◆ Required task
Copy out each line below that has the word "category" in it.

◆ Material for this exercise

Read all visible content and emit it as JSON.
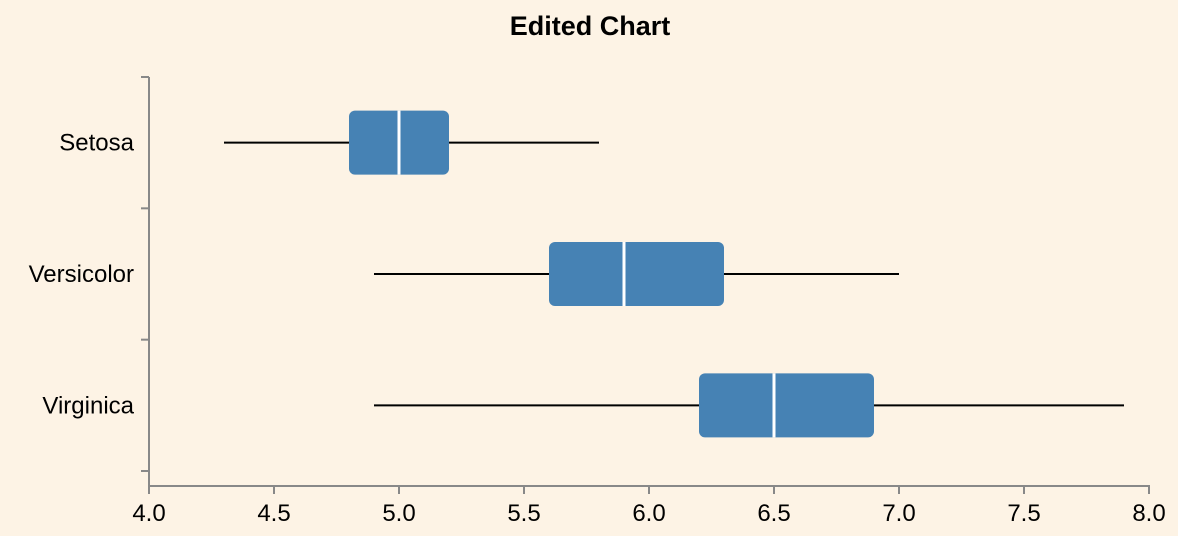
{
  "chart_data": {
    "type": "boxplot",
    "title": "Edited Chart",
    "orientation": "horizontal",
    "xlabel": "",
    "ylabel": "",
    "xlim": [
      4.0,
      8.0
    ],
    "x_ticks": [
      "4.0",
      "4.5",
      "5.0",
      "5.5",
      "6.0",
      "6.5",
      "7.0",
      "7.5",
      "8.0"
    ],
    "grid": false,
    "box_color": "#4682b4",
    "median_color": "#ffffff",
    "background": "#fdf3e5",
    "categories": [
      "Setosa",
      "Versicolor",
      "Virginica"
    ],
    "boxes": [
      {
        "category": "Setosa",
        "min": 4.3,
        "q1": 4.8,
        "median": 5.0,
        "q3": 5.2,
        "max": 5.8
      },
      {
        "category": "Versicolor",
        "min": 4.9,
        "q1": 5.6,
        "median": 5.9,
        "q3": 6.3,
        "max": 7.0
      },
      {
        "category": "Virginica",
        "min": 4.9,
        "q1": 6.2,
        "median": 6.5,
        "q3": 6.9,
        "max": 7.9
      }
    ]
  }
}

◆ Problem solution
        "category": "Setosa",
        "category": "Versicolor",
        "category": "Virginica",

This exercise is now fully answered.